Exercise goal:
Report every line of the data that includes "Enhydris".

──────── Dataset entries

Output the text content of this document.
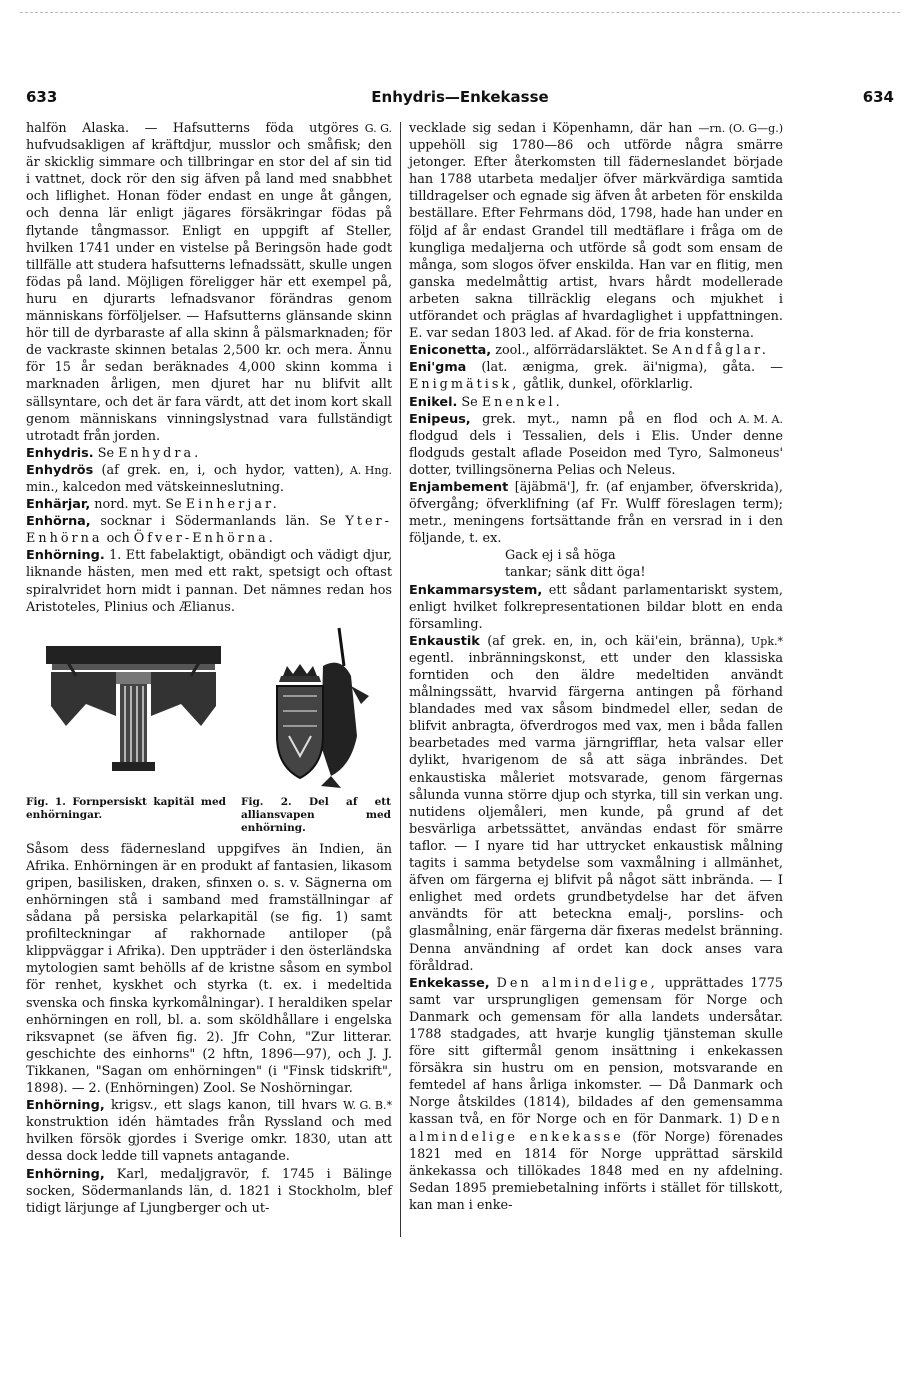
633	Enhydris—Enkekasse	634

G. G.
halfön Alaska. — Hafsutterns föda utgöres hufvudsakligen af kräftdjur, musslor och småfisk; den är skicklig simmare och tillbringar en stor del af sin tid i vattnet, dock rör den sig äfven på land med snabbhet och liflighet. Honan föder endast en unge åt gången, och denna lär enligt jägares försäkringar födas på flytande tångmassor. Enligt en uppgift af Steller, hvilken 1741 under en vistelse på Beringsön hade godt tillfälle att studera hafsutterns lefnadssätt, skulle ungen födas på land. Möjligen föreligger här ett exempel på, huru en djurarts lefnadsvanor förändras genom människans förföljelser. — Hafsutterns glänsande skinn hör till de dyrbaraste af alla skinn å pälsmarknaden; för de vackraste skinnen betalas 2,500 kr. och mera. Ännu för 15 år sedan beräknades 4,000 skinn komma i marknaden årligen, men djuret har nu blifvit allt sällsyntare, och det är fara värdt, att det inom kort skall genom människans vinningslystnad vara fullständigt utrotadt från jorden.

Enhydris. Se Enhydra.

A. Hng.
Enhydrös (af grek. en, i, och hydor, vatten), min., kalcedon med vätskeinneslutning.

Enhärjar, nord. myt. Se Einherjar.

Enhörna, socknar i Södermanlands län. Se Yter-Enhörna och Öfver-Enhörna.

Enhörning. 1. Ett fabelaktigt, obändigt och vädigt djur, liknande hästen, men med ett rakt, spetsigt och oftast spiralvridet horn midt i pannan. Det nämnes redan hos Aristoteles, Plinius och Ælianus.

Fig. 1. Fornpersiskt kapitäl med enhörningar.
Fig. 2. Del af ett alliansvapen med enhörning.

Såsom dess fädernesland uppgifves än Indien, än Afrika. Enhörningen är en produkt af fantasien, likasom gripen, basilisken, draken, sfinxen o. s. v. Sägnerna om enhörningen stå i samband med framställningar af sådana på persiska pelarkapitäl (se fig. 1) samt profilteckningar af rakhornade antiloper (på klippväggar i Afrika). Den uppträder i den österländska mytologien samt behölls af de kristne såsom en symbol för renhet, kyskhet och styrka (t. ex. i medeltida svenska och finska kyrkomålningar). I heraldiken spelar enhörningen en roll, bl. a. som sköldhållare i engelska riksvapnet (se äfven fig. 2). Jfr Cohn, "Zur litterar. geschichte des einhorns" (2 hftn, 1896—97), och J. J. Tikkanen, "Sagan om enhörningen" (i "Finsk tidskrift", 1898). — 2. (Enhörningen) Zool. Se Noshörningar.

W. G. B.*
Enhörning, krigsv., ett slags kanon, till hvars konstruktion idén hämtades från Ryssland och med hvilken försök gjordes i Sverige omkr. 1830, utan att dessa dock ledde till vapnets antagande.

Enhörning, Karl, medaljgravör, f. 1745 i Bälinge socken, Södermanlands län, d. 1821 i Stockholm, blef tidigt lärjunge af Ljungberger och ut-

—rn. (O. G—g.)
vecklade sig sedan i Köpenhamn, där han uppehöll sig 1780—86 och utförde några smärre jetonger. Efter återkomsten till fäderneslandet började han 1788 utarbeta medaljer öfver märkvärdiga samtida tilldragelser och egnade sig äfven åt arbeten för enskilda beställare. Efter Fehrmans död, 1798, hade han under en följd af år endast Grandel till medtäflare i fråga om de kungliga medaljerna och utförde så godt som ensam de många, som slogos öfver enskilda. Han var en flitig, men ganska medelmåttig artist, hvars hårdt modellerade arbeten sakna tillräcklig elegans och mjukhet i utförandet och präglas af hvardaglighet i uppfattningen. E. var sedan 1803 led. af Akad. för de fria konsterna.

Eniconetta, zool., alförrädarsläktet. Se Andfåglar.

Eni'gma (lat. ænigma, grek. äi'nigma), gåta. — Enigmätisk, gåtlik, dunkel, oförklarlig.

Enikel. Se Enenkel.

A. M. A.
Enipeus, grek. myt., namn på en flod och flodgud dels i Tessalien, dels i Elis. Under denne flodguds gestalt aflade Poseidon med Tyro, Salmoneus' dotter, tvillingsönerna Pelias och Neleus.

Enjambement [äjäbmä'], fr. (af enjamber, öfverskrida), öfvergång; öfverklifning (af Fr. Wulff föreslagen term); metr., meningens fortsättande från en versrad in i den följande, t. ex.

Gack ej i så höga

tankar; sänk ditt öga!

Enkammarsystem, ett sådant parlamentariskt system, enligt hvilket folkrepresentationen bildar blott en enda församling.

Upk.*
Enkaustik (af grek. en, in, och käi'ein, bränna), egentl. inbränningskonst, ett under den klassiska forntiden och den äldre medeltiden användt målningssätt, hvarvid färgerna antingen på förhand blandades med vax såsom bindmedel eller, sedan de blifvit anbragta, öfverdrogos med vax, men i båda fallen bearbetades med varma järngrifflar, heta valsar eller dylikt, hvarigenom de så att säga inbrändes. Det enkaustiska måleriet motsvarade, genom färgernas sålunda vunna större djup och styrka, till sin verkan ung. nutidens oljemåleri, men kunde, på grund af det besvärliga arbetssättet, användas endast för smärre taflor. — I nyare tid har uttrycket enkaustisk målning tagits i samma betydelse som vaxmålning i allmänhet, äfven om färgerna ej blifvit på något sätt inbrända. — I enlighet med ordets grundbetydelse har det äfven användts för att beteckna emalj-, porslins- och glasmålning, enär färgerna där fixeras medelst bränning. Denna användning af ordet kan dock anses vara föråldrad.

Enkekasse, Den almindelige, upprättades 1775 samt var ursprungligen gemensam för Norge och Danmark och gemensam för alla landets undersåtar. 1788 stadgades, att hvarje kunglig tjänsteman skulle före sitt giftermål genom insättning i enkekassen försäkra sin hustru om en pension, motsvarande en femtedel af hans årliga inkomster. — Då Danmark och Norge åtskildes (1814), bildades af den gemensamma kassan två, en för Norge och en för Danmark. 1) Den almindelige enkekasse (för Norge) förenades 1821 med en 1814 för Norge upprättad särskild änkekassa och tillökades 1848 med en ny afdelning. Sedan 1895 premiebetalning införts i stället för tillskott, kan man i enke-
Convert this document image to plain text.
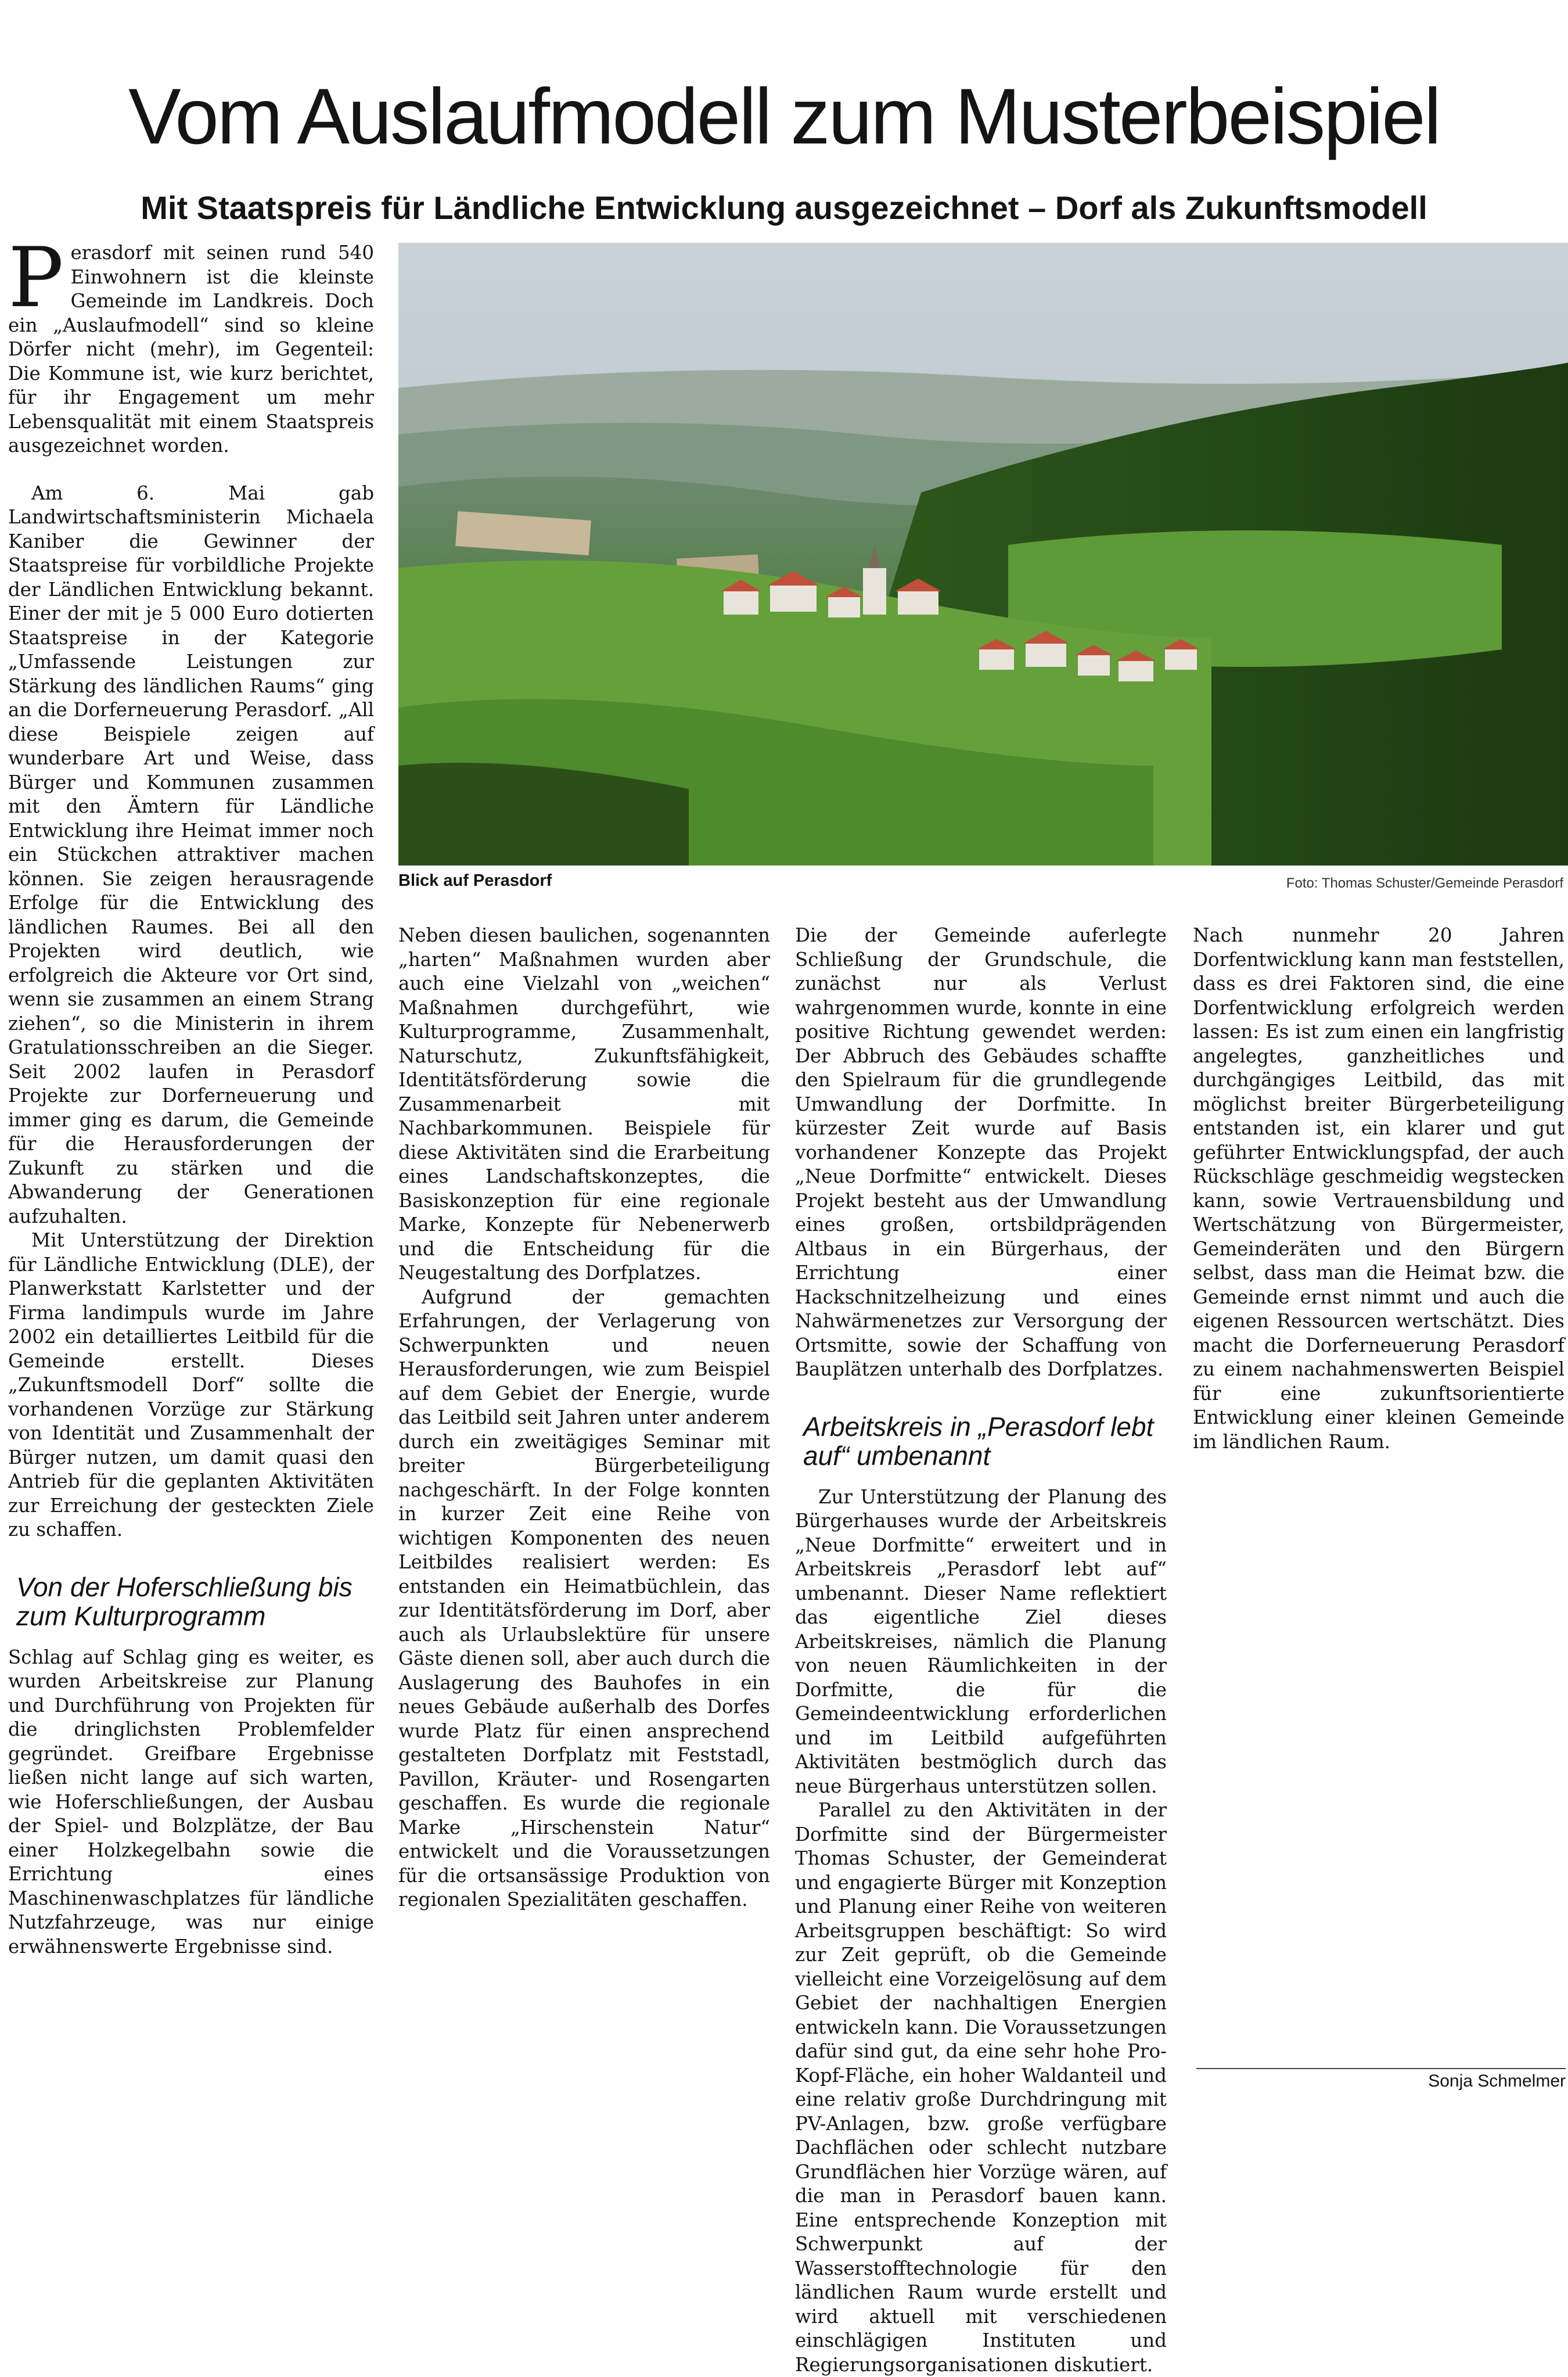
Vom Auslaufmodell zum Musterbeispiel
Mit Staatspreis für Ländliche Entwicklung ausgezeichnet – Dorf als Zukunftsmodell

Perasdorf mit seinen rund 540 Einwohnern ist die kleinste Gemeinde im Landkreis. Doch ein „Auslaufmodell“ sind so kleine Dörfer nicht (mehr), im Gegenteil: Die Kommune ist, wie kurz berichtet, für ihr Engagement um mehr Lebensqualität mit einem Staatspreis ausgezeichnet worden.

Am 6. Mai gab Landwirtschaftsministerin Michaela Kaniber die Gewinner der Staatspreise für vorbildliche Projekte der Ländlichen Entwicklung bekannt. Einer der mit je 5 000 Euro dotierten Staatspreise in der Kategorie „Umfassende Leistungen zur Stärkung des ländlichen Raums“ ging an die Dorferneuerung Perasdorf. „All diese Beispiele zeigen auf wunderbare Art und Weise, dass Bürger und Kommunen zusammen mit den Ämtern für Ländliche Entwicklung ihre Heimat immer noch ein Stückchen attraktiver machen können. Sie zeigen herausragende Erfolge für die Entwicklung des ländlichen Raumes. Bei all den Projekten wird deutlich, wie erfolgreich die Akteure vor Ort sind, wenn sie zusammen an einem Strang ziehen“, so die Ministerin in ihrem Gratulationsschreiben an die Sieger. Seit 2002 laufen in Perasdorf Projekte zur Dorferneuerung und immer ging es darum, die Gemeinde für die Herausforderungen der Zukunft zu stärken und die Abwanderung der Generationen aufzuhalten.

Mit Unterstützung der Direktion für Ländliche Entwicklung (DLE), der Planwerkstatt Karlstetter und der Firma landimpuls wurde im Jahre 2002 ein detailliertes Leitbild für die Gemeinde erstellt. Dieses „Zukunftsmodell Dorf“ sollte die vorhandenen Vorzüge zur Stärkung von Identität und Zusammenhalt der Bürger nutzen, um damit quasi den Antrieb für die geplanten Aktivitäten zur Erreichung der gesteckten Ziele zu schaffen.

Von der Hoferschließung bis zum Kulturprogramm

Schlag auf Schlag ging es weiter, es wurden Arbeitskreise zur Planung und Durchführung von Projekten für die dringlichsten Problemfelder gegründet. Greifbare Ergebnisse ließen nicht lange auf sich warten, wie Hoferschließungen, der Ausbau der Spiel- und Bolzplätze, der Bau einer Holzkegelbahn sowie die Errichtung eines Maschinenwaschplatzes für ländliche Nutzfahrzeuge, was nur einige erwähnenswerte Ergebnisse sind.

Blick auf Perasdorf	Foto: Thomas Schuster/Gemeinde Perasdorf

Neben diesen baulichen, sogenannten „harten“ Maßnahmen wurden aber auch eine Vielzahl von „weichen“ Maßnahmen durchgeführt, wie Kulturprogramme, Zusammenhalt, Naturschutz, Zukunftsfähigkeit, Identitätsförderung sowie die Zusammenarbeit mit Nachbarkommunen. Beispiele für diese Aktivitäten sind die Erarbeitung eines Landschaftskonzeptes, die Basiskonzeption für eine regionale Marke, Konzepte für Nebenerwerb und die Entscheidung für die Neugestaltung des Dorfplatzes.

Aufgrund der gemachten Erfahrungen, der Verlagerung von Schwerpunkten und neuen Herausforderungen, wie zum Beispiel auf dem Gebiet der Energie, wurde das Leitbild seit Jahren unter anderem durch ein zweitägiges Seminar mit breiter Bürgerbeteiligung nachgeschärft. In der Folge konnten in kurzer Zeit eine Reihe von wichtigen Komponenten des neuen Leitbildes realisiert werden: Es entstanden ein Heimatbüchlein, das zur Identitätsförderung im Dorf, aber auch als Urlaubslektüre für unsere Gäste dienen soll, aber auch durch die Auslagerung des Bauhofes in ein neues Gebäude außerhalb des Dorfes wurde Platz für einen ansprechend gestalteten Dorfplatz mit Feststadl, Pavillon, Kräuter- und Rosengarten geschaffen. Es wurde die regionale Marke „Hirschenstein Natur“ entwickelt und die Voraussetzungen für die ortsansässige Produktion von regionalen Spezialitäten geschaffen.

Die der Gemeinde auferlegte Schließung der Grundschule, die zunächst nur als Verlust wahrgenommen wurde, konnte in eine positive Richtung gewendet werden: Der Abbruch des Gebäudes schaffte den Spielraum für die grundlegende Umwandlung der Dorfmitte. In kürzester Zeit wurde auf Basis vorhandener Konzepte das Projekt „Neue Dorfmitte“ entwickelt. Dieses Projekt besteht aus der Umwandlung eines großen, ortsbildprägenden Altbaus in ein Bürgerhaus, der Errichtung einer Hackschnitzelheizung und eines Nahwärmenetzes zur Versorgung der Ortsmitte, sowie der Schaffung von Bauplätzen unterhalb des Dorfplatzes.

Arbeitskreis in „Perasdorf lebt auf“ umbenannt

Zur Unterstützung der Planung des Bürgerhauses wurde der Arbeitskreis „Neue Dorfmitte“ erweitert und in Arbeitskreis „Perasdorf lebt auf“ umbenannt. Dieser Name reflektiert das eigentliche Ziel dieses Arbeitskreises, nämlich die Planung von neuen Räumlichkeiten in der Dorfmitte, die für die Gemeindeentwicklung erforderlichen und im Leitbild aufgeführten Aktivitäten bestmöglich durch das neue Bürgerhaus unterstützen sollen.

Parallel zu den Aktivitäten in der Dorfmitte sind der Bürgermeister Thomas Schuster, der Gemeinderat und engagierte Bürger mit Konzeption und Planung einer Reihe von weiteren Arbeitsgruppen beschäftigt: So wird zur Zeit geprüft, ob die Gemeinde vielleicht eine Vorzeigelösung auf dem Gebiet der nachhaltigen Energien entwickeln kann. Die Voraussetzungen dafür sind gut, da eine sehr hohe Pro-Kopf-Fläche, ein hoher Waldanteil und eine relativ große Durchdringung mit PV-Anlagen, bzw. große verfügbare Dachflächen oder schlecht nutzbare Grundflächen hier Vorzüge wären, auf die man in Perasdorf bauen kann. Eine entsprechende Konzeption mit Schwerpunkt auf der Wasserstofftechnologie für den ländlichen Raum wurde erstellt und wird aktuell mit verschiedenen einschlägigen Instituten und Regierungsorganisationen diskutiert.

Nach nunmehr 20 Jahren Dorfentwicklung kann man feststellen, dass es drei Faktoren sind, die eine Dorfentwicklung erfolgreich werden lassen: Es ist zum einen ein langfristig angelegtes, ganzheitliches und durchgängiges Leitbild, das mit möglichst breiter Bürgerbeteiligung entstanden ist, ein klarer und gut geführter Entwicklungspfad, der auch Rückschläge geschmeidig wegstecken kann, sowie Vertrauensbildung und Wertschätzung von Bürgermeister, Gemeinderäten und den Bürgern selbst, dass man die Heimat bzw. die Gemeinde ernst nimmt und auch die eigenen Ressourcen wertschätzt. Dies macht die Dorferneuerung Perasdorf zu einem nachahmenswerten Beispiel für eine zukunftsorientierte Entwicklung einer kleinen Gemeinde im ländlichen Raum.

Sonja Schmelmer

────────────────

Your response:
633	Enhydris—Enkekasse	634
Enhydris. Se Enhydra.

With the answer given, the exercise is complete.